Problem statement:
Can all of these lines be returned exactly?

======== Items ========

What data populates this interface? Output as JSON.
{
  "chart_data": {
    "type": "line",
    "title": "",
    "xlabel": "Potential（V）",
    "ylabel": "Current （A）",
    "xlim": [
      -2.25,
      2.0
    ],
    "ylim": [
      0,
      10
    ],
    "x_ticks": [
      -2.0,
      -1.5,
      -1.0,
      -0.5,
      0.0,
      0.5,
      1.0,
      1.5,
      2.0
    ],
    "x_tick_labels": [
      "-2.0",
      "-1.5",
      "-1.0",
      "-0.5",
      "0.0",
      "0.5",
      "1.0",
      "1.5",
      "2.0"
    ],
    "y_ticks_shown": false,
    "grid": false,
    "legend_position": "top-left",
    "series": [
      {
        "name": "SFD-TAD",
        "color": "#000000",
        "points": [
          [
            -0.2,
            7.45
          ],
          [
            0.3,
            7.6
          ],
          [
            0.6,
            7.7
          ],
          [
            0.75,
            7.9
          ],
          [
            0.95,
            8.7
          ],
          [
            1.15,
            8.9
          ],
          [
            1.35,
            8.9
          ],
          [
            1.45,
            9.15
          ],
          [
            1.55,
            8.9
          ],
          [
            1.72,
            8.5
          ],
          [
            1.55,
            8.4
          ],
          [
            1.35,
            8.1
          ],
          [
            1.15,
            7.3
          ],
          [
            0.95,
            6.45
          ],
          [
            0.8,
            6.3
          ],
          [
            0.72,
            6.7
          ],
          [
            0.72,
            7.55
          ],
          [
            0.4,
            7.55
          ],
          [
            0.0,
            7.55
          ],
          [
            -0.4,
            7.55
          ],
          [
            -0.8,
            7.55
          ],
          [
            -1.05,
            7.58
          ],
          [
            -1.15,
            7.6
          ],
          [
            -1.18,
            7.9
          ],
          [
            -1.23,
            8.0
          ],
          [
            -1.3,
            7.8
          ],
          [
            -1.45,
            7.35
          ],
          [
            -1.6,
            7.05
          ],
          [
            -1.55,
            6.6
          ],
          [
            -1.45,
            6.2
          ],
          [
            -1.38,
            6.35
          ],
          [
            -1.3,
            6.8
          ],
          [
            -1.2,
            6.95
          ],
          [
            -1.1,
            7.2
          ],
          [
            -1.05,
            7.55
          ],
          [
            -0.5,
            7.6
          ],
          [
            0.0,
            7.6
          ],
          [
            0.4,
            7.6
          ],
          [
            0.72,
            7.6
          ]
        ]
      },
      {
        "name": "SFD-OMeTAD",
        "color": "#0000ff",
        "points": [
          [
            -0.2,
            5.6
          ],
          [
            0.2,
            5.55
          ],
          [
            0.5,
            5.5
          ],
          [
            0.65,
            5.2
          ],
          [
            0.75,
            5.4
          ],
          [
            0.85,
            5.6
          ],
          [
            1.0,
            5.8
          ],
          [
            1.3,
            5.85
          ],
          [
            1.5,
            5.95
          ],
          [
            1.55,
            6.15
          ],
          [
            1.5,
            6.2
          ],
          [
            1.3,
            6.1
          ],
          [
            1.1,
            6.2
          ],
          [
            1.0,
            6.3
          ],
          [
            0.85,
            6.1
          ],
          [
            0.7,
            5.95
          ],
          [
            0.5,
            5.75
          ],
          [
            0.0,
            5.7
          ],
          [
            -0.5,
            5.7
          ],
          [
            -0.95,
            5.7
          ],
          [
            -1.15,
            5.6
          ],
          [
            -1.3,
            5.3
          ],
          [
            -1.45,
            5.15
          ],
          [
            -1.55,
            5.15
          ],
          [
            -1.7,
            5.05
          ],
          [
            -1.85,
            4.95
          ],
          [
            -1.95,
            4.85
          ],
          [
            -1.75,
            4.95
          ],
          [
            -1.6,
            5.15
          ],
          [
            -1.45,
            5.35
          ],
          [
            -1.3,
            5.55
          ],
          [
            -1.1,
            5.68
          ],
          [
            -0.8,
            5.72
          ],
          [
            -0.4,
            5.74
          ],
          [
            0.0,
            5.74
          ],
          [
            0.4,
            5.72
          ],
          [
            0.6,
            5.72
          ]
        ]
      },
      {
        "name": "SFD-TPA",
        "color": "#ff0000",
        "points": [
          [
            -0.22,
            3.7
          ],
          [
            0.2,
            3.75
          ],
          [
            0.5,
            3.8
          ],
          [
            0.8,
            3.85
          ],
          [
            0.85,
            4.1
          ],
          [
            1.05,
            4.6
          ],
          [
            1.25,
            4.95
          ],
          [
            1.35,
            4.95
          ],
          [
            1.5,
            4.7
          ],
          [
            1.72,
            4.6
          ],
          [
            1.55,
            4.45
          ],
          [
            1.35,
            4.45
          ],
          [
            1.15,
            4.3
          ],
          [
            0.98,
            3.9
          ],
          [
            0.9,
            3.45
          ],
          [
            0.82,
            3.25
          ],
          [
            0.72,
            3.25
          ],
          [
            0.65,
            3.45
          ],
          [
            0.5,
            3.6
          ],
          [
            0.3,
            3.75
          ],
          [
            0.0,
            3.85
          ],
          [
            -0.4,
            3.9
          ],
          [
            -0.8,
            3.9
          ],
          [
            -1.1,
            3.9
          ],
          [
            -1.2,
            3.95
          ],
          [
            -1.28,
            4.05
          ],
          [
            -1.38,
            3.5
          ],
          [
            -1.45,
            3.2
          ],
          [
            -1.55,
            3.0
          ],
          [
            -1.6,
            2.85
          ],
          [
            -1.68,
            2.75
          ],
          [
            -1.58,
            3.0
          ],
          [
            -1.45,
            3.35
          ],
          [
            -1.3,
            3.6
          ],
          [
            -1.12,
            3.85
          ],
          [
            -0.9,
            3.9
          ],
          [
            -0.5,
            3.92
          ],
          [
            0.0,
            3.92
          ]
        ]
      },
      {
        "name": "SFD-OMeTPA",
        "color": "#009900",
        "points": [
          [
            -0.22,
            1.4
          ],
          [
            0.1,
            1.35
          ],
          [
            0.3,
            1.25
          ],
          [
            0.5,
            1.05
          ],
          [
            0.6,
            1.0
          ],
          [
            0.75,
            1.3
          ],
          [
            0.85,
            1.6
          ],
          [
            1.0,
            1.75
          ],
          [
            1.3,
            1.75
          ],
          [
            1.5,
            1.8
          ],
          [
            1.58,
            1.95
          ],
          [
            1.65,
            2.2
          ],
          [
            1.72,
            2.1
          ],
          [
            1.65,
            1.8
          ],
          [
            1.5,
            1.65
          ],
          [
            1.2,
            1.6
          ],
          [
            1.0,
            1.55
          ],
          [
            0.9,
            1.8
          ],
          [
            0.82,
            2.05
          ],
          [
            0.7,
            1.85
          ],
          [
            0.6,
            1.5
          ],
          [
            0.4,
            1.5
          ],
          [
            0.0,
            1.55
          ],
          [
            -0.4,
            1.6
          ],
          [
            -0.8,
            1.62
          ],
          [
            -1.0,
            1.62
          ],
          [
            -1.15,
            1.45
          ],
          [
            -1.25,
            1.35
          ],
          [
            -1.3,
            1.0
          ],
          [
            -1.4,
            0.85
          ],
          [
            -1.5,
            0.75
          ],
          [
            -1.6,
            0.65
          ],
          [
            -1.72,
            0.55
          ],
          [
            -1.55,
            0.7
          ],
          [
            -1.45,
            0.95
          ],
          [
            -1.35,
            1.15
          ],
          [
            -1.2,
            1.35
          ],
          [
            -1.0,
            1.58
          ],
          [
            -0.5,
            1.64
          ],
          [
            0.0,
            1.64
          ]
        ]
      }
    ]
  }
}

========

Result of the task:
What data populates this interface? Output as JSON.
{
  "chart_data": {
    "type": "line",
    "title": "",
    "xlabel": "Potential（V）",
    "ylabel": "Current （A）",
    "xlim": [
      -2.25,
      2.0
    ],
    "ylim": [
      0,
      10
    ],
    "x_ticks": [
      -2.0,
      -1.5,
      -1.0,
      -0.5,
      0.0,
      0.5,
      1.0,
      1.5,
      2.0
    ],
    "x_tick_labels": [
      "-2.0",
      "-1.5",
      "-1.0",
      "-0.5",
      "0.0",
      "0.5",
      "1.0",
      "1.5",
      "2.0"
    ],
    "y_ticks_shown": false,
    "grid": false,
    "legend_position": "top-left",
    "series": [
      {
        "name": "SFD-TAD",
        "color": "#000000",
        "points": [
          [
            -0.2,
            7.45
          ],
          [
            0.3,
            7.6
          ],
          [
            0.6,
            7.7
          ],
          [
            0.75,
            7.9
          ],
          [
            0.95,
            8.7
          ],
          [
            1.15,
            8.9
          ],
          [
            1.35,
            8.9
          ],
          [
            1.45,
            9.15
          ],
          [
            1.55,
            8.9
          ],
          [
            1.72,
            8.5
          ],
          [
            1.55,
            8.4
          ],
          [
            1.35,
            8.1
          ],
          [
            1.15,
            7.3
          ],
          [
            0.95,
            6.45
          ],
          [
            0.8,
            6.3
          ],
          [
            0.72,
            6.7
          ],
          [
            0.72,
            7.55
          ],
          [
            0.4,
            7.55
          ],
          [
            0.0,
            7.55
          ],
          [
            -0.4,
            7.55
          ],
          [
            -0.8,
            7.55
          ],
          [
            -1.05,
            7.58
          ],
          [
            -1.15,
            7.6
          ],
          [
            -1.18,
            7.9
          ],
          [
            -1.23,
            8.0
          ],
          [
            -1.3,
            7.8
          ],
          [
            -1.45,
            7.35
          ],
          [
            -1.6,
            7.05
          ],
          [
            -1.55,
            6.6
          ],
          [
            -1.45,
            6.2
          ],
          [
            -1.38,
            6.35
          ],
          [
            -1.3,
            6.8
          ],
          [
            -1.2,
            6.95
          ],
          [
            -1.1,
            7.2
          ],
          [
            -1.05,
            7.55
          ],
          [
            -0.5,
            7.6
          ],
          [
            0.0,
            7.6
          ],
          [
            0.4,
            7.6
          ],
          [
            0.72,
            7.6
          ]
        ]
      },
      {
        "name": "SFD-OMeTAD",
        "color": "#0000ff",
        "points": [
          [
            -0.2,
            5.6
          ],
          [
            0.2,
            5.55
          ],
          [
            0.5,
            5.5
          ],
          [
            0.65,
            5.2
          ],
          [
            0.75,
            5.4
          ],
          [
            0.85,
            5.6
          ],
          [
            1.0,
            5.8
          ],
          [
            1.3,
            5.85
          ],
          [
            1.5,
            5.95
          ],
          [
            1.55,
            6.15
          ],
          [
            1.5,
            6.2
          ],
          [
            1.3,
            6.1
          ],
          [
            1.1,
            6.2
          ],
          [
            1.0,
            6.3
          ],
          [
            0.85,
            6.1
          ],
          [
            0.7,
            5.95
          ],
          [
            0.5,
            5.75
          ],
          [
            0.0,
            5.7
          ],
          [
            -0.5,
            5.7
          ],
          [
            -0.95,
            5.7
          ],
          [
            -1.15,
            5.6
          ],
          [
            -1.3,
            5.3
          ],
          [
            -1.45,
            5.15
          ],
          [
            -1.55,
            5.15
          ],
          [
            -1.7,
            5.05
          ],
          [
            -1.85,
            4.95
          ],
          [
            -1.95,
            4.85
          ],
          [
            -1.75,
            4.95
          ],
          [
            -1.6,
            5.15
          ],
          [
            -1.45,
            5.35
          ],
          [
            -1.3,
            5.55
          ],
          [
            -1.1,
            5.68
          ],
          [
            -0.8,
            5.72
          ],
          [
            -0.4,
            5.74
          ],
          [
            0.0,
            5.74
          ],
          [
            0.4,
            5.72
          ],
          [
            0.6,
            5.72
          ]
        ]
      },
      {
        "name": "SFD-TPA",
        "color": "#ff0000",
        "points": [
          [
            -0.22,
            3.7
          ],
          [
            0.2,
            3.75
          ],
          [
            0.5,
            3.8
          ],
          [
            0.8,
            3.85
          ],
          [
            0.85,
            4.1
          ],
          [
            1.05,
            4.6
          ],
          [
            1.25,
            4.95
          ],
          [
            1.35,
            4.95
          ],
          [
            1.5,
            4.7
          ],
          [
            1.72,
            4.6
          ],
          [
            1.55,
            4.45
          ],
          [
            1.35,
            4.45
          ],
          [
            1.15,
            4.3
          ],
          [
            0.98,
            3.9
          ],
          [
            0.9,
            3.45
          ],
          [
            0.82,
            3.25
          ],
          [
            0.72,
            3.25
          ],
          [
            0.65,
            3.45
          ],
          [
            0.5,
            3.6
          ],
          [
            0.3,
            3.75
          ],
          [
            0.0,
            3.85
          ],
          [
            -0.4,
            3.9
          ],
          [
            -0.8,
            3.9
          ],
          [
            -1.1,
            3.9
          ],
          [
            -1.2,
            3.95
          ],
          [
            -1.28,
            4.05
          ],
          [
            -1.38,
            3.5
          ],
          [
            -1.45,
            3.2
          ],
          [
            -1.55,
            3.0
          ],
          [
            -1.6,
            2.85
          ],
          [
            -1.68,
            2.75
          ],
          [
            -1.58,
            3.0
          ],
          [
            -1.45,
            3.35
          ],
          [
            -1.3,
            3.6
          ],
          [
            -1.12,
            3.85
          ],
          [
            -0.9,
            3.9
          ],
          [
            -0.5,
            3.92
          ],
          [
            0.0,
            3.92
          ]
        ]
      },
      {
        "name": "SFD-OMeTPA",
        "color": "#009900",
        "points": [
          [
            -0.22,
            1.4
          ],
          [
            0.1,
            1.35
          ],
          [
            0.3,
            1.25
          ],
          [
            0.5,
            1.05
          ],
          [
            0.6,
            1.0
          ],
          [
            0.75,
            1.3
          ],
          [
            0.85,
            1.6
          ],
          [
            1.0,
            1.75
          ],
          [
            1.3,
            1.75
          ],
          [
            1.5,
            1.8
          ],
          [
            1.58,
            1.95
          ],
          [
            1.65,
            2.2
          ],
          [
            1.72,
            2.1
          ],
          [
            1.65,
            1.8
          ],
          [
            1.5,
            1.65
          ],
          [
            1.2,
            1.6
          ],
          [
            1.0,
            1.55
          ],
          [
            0.9,
            1.8
          ],
          [
            0.82,
            2.05
          ],
          [
            0.7,
            1.85
          ],
          [
            0.6,
            1.5
          ],
          [
            0.4,
            1.5
          ],
          [
            0.0,
            1.55
          ],
          [
            -0.4,
            1.6
          ],
          [
            -0.8,
            1.62
          ],
          [
            -1.0,
            1.62
          ],
          [
            -1.15,
            1.45
          ],
          [
            -1.25,
            1.35
          ],
          [
            -1.3,
            1.0
          ],
          [
            -1.4,
            0.85
          ],
          [
            -1.5,
            0.75
          ],
          [
            -1.6,
            0.65
          ],
          [
            -1.72,
            0.55
          ],
          [
            -1.55,
            0.7
          ],
          [
            -1.45,
            0.95
          ],
          [
            -1.35,
            1.15
          ],
          [
            -1.2,
            1.35
          ],
          [
            -1.0,
            1.58
          ],
          [
            -0.5,
            1.64
          ],
          [
            0.0,
            1.64
          ]
        ]
      }
    ]
  }
}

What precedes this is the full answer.